● Record extracts

%%

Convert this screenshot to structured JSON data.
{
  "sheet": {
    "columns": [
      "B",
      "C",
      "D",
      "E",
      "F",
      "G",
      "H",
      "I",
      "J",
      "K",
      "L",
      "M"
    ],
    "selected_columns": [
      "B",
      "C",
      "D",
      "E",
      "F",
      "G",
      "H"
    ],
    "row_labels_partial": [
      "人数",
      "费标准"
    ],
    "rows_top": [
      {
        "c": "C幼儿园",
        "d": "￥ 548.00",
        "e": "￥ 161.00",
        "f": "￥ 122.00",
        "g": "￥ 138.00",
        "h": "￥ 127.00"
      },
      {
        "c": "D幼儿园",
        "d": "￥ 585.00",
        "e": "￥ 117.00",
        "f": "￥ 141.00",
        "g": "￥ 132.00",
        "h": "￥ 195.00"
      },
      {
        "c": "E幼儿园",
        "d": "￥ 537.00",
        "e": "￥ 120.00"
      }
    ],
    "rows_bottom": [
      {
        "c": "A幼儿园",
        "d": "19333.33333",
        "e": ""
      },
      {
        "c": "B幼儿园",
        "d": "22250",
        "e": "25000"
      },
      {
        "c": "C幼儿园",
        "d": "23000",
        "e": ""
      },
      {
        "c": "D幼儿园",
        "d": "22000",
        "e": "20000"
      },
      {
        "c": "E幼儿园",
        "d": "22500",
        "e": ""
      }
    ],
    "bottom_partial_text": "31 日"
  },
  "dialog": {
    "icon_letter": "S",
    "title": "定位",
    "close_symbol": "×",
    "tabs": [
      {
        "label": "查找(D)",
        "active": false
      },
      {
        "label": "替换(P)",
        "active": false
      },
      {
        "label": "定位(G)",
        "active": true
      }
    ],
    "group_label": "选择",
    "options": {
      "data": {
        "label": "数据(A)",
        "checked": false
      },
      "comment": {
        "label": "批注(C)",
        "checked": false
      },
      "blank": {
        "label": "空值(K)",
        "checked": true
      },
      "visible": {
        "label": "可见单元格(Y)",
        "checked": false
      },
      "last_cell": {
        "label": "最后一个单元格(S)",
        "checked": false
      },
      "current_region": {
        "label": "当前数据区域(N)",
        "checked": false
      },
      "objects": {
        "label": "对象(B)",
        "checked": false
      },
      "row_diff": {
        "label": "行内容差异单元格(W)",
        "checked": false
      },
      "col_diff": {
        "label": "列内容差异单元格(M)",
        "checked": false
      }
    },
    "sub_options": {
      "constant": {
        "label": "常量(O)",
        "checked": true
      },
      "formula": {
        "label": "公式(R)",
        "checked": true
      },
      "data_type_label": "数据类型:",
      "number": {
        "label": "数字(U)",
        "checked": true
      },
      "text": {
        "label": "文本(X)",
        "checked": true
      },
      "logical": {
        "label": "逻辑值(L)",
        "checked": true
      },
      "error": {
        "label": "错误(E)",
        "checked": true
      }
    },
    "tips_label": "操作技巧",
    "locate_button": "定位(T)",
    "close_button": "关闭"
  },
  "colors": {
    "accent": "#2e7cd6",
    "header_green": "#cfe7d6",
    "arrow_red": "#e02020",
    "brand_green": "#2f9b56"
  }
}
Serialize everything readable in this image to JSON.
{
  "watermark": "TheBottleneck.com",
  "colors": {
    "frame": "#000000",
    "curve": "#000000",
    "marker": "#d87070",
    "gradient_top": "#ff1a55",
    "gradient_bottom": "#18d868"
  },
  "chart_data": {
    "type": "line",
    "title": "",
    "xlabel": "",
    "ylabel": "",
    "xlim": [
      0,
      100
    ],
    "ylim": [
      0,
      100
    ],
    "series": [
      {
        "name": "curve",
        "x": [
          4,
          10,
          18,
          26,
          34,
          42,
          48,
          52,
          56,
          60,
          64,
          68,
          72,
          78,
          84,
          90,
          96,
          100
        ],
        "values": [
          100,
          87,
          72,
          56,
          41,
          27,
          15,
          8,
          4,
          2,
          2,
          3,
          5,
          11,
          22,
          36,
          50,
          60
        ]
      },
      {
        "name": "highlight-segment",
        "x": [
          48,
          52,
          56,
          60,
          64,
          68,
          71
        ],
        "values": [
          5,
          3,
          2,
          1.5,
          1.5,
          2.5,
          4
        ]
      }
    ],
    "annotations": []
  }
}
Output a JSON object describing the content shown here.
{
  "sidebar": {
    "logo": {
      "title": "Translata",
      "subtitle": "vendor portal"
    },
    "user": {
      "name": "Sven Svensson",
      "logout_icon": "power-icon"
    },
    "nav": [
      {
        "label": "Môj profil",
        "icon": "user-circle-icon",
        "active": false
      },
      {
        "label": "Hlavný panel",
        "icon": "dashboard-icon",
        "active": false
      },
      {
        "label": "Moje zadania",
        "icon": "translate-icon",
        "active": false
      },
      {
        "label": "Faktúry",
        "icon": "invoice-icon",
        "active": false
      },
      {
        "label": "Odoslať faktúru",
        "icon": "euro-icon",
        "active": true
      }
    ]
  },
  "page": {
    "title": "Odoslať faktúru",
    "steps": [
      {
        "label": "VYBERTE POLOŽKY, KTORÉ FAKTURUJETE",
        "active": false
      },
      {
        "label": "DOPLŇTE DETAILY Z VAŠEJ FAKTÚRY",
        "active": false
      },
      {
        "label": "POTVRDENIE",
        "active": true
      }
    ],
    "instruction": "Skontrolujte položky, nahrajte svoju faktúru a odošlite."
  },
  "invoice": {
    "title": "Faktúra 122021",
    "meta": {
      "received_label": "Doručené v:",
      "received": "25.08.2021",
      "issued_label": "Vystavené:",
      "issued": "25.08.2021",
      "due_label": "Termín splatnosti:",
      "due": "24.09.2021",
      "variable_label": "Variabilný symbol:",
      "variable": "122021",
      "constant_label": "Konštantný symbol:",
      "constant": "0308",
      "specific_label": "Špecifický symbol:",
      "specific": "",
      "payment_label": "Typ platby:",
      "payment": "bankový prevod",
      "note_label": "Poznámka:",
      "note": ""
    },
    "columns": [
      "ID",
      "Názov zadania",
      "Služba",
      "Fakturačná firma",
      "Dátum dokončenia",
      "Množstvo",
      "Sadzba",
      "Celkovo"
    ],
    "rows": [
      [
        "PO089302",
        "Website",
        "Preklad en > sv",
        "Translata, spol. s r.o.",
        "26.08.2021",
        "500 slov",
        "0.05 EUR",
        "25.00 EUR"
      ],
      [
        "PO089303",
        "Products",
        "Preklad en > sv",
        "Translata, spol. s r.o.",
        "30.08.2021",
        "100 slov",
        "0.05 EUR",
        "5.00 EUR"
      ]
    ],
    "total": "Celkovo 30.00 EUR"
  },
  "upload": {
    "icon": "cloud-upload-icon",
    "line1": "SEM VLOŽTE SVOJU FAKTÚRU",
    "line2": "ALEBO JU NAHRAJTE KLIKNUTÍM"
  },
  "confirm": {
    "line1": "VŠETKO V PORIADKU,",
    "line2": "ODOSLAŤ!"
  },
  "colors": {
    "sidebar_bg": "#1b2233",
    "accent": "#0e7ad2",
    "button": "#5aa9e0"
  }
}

%%

● Description of the task
Restate the listing in full, word for word.

● Exercise solution
Convert this screenshot to structured JSON data.
{
  "sheet": {
    "columns": [
      "B",
      "C",
      "D",
      "E",
      "F",
      "G",
      "H",
      "I",
      "J",
      "K",
      "L",
      "M"
    ],
    "selected_columns": [
      "B",
      "C",
      "D",
      "E",
      "F",
      "G",
      "H"
    ],
    "row_labels_partial": [
      "人数",
      "费标准"
    ],
    "rows_top": [
      {
        "c": "C幼儿园",
        "d": "￥ 548.00",
        "e": "￥ 161.00",
        "f": "￥ 122.00",
        "g": "￥ 138.00",
        "h": "￥ 127.00"
      },
      {
        "c": "D幼儿园",
        "d": "￥ 585.00",
        "e": "￥ 117.00",
        "f": "￥ 141.00",
        "g": "￥ 132.00",
        "h": "￥ 195.00"
      },
      {
        "c": "E幼儿园",
        "d": "￥ 537.00",
        "e": "￥ 120.00"
      }
    ],
    "rows_bottom": [
      {
        "c": "A幼儿园",
        "d": "19333.33333",
        "e": ""
      },
      {
        "c": "B幼儿园",
        "d": "22250",
        "e": "25000"
      },
      {
        "c": "C幼儿园",
        "d": "23000",
        "e": ""
      },
      {
        "c": "D幼儿园",
        "d": "22000",
        "e": "20000"
      },
      {
        "c": "E幼儿园",
        "d": "22500",
        "e": ""
      }
    ],
    "bottom_partial_text": "31 日"
  },
  "dialog": {
    "icon_letter": "S",
    "title": "定位",
    "close_symbol": "×",
    "tabs": [
      {
        "label": "查找(D)",
        "active": false
      },
      {
        "label": "替换(P)",
        "active": false
      },
      {
        "label": "定位(G)",
        "active": true
      }
    ],
    "group_label": "选择",
    "options": {
      "data": {
        "label": "数据(A)",
        "checked": false
      },
      "comment": {
        "label": "批注(C)",
        "checked": false
      },
      "blank": {
        "label": "空值(K)",
        "checked": true
      },
      "visible": {
        "label": "可见单元格(Y)",
        "checked": false
      },
      "last_cell": {
        "label": "最后一个单元格(S)",
        "checked": false
      },
      "current_region": {
        "label": "当前数据区域(N)",
        "checked": false
      },
      "objects": {
        "label": "对象(B)",
        "checked": false
      },
      "row_diff": {
        "label": "行内容差异单元格(W)",
        "checked": false
      },
      "col_diff": {
        "label": "列内容差异单元格(M)",
        "checked": false
      }
    },
    "sub_options": {
      "constant": {
        "label": "常量(O)",
        "checked": true
      },
      "formula": {
        "label": "公式(R)",
        "checked": true
      },
      "data_type_label": "数据类型:",
      "number": {
        "label": "数字(U)",
        "checked": true
      },
      "text": {
        "label": "文本(X)",
        "checked": true
      },
      "logical": {
        "label": "逻辑值(L)",
        "checked": true
      },
      "error": {
        "label": "错误(E)",
        "checked": true
      }
    },
    "tips_label": "操作技巧",
    "locate_button": "定位(T)",
    "close_button": "关闭"
  },
  "colors": {
    "accent": "#2e7cd6",
    "header_green": "#cfe7d6",
    "arrow_red": "#e02020",
    "brand_green": "#2f9b56"
  }
}
Serialize everything readable in this image to JSON.
{
  "watermark": "TheBottleneck.com",
  "colors": {
    "frame": "#000000",
    "curve": "#000000",
    "marker": "#d87070",
    "gradient_top": "#ff1a55",
    "gradient_bottom": "#18d868"
  },
  "chart_data": {
    "type": "line",
    "title": "",
    "xlabel": "",
    "ylabel": "",
    "xlim": [
      0,
      100
    ],
    "ylim": [
      0,
      100
    ],
    "series": [
      {
        "name": "curve",
        "x": [
          4,
          10,
          18,
          26,
          34,
          42,
          48,
          52,
          56,
          60,
          64,
          68,
          72,
          78,
          84,
          90,
          96,
          100
        ],
        "values": [
          100,
          87,
          72,
          56,
          41,
          27,
          15,
          8,
          4,
          2,
          2,
          3,
          5,
          11,
          22,
          36,
          50,
          60
        ]
      },
      {
        "name": "highlight-segment",
        "x": [
          48,
          52,
          56,
          60,
          64,
          68,
          71
        ],
        "values": [
          5,
          3,
          2,
          1.5,
          1.5,
          2.5,
          4
        ]
      }
    ],
    "annotations": []
  }
}
Output a JSON object describing the content shown here.
{
  "sidebar": {
    "logo": {
      "title": "Translata",
      "subtitle": "vendor portal"
    },
    "user": {
      "name": "Sven Svensson",
      "logout_icon": "power-icon"
    },
    "nav": [
      {
        "label": "Môj profil",
        "icon": "user-circle-icon",
        "active": false
      },
      {
        "label": "Hlavný panel",
        "icon": "dashboard-icon",
        "active": false
      },
      {
        "label": "Moje zadania",
        "icon": "translate-icon",
        "active": false
      },
      {
        "label": "Faktúry",
        "icon": "invoice-icon",
        "active": false
      },
      {
        "label": "Odoslať faktúru",
        "icon": "euro-icon",
        "active": true
      }
    ]
  },
  "page": {
    "title": "Odoslať faktúru",
    "steps": [
      {
        "label": "VYBERTE POLOŽKY, KTORÉ FAKTURUJETE",
        "active": false
      },
      {
        "label": "DOPLŇTE DETAILY Z VAŠEJ FAKTÚRY",
        "active": false
      },
      {
        "label": "POTVRDENIE",
        "active": true
      }
    ],
    "instruction": "Skontrolujte položky, nahrajte svoju faktúru a odošlite."
  },
  "invoice": {
    "title": "Faktúra 122021",
    "meta": {
      "received_label": "Doručené v:",
      "received": "25.08.2021",
      "issued_label": "Vystavené:",
      "issued": "25.08.2021",
      "due_label": "Termín splatnosti:",
      "due": "24.09.2021",
      "variable_label": "Variabilný symbol:",
      "variable": "122021",
      "constant_label": "Konštantný symbol:",
      "constant": "0308",
      "specific_label": "Špecifický symbol:",
      "specific": "",
      "payment_label": "Typ platby:",
      "payment": "bankový prevod",
      "note_label": "Poznámka:",
      "note": ""
    },
    "columns": [
      "ID",
      "Názov zadania",
      "Služba",
      "Fakturačná firma",
      "Dátum dokončenia",
      "Množstvo",
      "Sadzba",
      "Celkovo"
    ],
    "rows": [
      [
        "PO089302",
        "Website",
        "Preklad en > sv",
        "Translata, spol. s r.o.",
        "26.08.2021",
        "500 slov",
        "0.05 EUR",
        "25.00 EUR"
      ],
      [
        "PO089303",
        "Products",
        "Preklad en > sv",
        "Translata, spol. s r.o.",
        "30.08.2021",
        "100 slov",
        "0.05 EUR",
        "5.00 EUR"
      ]
    ],
    "total": "Celkovo 30.00 EUR"
  },
  "upload": {
    "icon": "cloud-upload-icon",
    "line1": "SEM VLOŽTE SVOJU FAKTÚRU",
    "line2": "ALEBO JU NAHRAJTE KLIKNUTÍM"
  },
  "confirm": {
    "line1": "VŠETKO V PORIADKU,",
    "line2": "ODOSLAŤ!"
  },
  "colors": {
    "sidebar_bg": "#1b2233",
    "accent": "#0e7ad2",
    "button": "#5aa9e0"
  }
}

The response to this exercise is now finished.